08-Cooperative Driving Automation (CDA) for Multi-intersection Traffic Control
Date and Time: Tuesday, July 30, 2024: 5:00 PM - 6:30 PM
Location: Indigo BC
Xiao Yun Lu
Senior Scientist, Lawrence Berkeley National Lab; PI Researcher, PATH, ITS, University of California Berkeley, Lawrence Berkeley National Lab; University of California ,Berkeley
Presentation Description
1. Relevance to Automated Road Transportation
Cooperative Driving Automation (CDA) provides a tangible means to achieve traffic level energy saving, emission reduction and safety and mobility improvement. It enables traffic cooperation via connectivity that includes vehicle-to-vehicle (V2V), vehicle-to-infrastructure (V2I), infrastructure to (I2V), Vehicle-to-Pedestrian (V2P), Pedestrian-to- Vehicle (P2V) and infrastructure-to-infrastructure (I2I). The connectivity will make situation-awareness feasible and reliable for all road users, thus creating significantly more benefits than just using vehicle on-board sensors. Besides, CDA can provide benefits before full connectivity is achieved. Some applications could be beneficial with low CDA market penetration levels of Connected Automated Vehicles (CAV) and/or V2X.
This proposal intends to present a typical CDA application project that integrates CAV trajectory control with multi-intersection arterial corridor signal optimization at low CDA market penetration levels. To evaluate the performance of the application, the project team developed a Hardware-in-the-loop test platform consisting of three Cooperative Adaptive Cruise Control (CACC) capable passenger cars with different powertrains, a two-lane physical test corridor with six signalized intersections equipped with the latest V2X Roadside Units (RSUs), and a real-time microscopic simulation that generates mixed traffic (with CAVs) streams on the test corridor. The system will be extensively tested at American Center for Mobility (ACM) and the data will be quantitatively analyzed to evaluate the performance.

RECORD EXCERPTS:

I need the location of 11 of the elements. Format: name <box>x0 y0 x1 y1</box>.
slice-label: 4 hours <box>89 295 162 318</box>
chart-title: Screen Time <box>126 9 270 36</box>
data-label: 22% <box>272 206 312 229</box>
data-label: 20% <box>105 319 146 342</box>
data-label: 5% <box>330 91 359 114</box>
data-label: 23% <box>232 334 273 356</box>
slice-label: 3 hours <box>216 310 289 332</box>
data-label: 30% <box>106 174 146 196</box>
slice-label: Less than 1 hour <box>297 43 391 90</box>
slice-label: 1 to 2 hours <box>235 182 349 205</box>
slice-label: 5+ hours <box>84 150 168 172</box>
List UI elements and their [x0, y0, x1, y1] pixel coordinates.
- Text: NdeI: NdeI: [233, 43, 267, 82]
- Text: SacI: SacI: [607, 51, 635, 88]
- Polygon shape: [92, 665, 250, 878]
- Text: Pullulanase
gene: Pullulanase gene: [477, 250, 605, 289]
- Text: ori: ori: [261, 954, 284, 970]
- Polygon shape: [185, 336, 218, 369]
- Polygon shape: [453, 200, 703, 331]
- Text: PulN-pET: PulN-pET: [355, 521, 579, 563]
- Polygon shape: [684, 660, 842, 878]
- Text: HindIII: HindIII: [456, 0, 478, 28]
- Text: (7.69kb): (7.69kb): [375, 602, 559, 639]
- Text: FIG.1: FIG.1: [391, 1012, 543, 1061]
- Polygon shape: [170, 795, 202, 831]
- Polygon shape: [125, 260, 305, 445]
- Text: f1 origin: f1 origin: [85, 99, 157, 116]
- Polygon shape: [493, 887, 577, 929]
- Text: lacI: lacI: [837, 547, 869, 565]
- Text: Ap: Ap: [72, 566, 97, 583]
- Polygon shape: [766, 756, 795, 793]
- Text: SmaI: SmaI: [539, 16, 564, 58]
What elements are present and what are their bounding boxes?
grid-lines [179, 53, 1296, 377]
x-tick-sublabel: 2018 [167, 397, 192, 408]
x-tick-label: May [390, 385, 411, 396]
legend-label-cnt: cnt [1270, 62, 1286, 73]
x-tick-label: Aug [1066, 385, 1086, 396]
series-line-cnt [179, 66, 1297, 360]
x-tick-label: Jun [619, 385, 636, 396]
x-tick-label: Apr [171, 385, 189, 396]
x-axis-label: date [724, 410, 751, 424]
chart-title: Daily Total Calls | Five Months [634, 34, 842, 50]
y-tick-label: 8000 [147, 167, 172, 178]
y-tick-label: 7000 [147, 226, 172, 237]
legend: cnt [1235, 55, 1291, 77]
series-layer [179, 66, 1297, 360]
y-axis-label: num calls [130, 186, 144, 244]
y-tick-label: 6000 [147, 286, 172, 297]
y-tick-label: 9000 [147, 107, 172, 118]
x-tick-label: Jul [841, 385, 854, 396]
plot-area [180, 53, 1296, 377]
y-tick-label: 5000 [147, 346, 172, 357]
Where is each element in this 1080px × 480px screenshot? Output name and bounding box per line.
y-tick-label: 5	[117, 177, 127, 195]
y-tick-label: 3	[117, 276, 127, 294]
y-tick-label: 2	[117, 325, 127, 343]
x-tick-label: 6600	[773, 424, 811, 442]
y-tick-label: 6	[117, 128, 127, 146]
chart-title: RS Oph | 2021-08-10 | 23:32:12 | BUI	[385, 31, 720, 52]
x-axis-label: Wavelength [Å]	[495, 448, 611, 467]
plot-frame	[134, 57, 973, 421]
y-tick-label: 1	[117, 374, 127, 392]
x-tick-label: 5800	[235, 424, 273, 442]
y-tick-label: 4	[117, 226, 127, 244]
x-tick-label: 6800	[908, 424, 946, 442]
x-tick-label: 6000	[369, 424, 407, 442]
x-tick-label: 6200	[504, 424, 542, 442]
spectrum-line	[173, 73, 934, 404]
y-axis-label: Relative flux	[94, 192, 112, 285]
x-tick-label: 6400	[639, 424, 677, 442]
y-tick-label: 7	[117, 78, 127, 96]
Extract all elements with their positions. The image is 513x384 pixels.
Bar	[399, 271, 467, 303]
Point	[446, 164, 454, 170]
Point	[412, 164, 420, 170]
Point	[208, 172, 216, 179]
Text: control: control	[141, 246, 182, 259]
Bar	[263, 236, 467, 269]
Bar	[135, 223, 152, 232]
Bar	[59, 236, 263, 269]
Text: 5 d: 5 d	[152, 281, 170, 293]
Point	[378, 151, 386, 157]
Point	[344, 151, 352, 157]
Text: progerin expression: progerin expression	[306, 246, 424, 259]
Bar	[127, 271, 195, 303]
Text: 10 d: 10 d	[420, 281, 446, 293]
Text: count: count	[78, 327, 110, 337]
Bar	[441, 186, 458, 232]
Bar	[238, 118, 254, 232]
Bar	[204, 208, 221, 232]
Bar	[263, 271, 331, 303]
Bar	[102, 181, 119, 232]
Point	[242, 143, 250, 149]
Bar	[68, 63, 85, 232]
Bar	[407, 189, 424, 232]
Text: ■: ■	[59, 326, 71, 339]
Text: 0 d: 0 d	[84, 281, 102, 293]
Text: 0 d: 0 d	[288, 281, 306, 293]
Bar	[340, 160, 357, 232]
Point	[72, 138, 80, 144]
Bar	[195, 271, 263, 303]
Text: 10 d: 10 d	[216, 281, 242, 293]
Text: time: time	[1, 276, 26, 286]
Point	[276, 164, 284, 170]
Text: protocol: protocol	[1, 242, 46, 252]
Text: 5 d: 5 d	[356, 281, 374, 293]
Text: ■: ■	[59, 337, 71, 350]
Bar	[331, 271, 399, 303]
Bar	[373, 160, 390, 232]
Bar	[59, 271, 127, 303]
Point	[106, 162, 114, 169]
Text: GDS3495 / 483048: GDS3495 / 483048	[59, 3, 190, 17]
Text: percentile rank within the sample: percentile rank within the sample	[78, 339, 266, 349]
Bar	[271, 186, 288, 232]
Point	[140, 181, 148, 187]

TASK OBJECTIVE: Please continue the session description on cooperative driving automation for multi-intersection traffic control from the point where it stops.

OUTPUT FOR THIS EXERCISE:
2. Objective
The objective of this project is to design, develop and implement an arterial CDA application that integrates CAVs trajectory planning and intersection signal control and conduct quantitative hardware-in-the-loop tests to evaluate performances for mobility and energy consumption. The project also involves defining V2X messages required by the proposed CDA-based Active Traffic Management (ATM) of arterial multi-intersection traffic signals. The project is expected to demonstrate that: (a) CAVs can be used as mobile sensors to provide other connected vehicles (CVs), CAVs and the infrastructure devices more information for refined traffic state parameter estimation; and (b) CAVs can be used as the controller to regulate the traffic toward desired traffic flows through the CAVs movements.
3. Approach and Methodology
The on-going project intends to (1) define V2X message lists for the proposed CDA application and implement the messages with the most recently commercial OBUs and RSUs; (2) Implement CACC on three passenger cars with different powertrains; (3) Develop optimal signal coordination, signal control, trajectory planning for CAVs to achieve traffic level energy saving, emission reduction, and mobility improvement along a multi-intersection arterial corridor.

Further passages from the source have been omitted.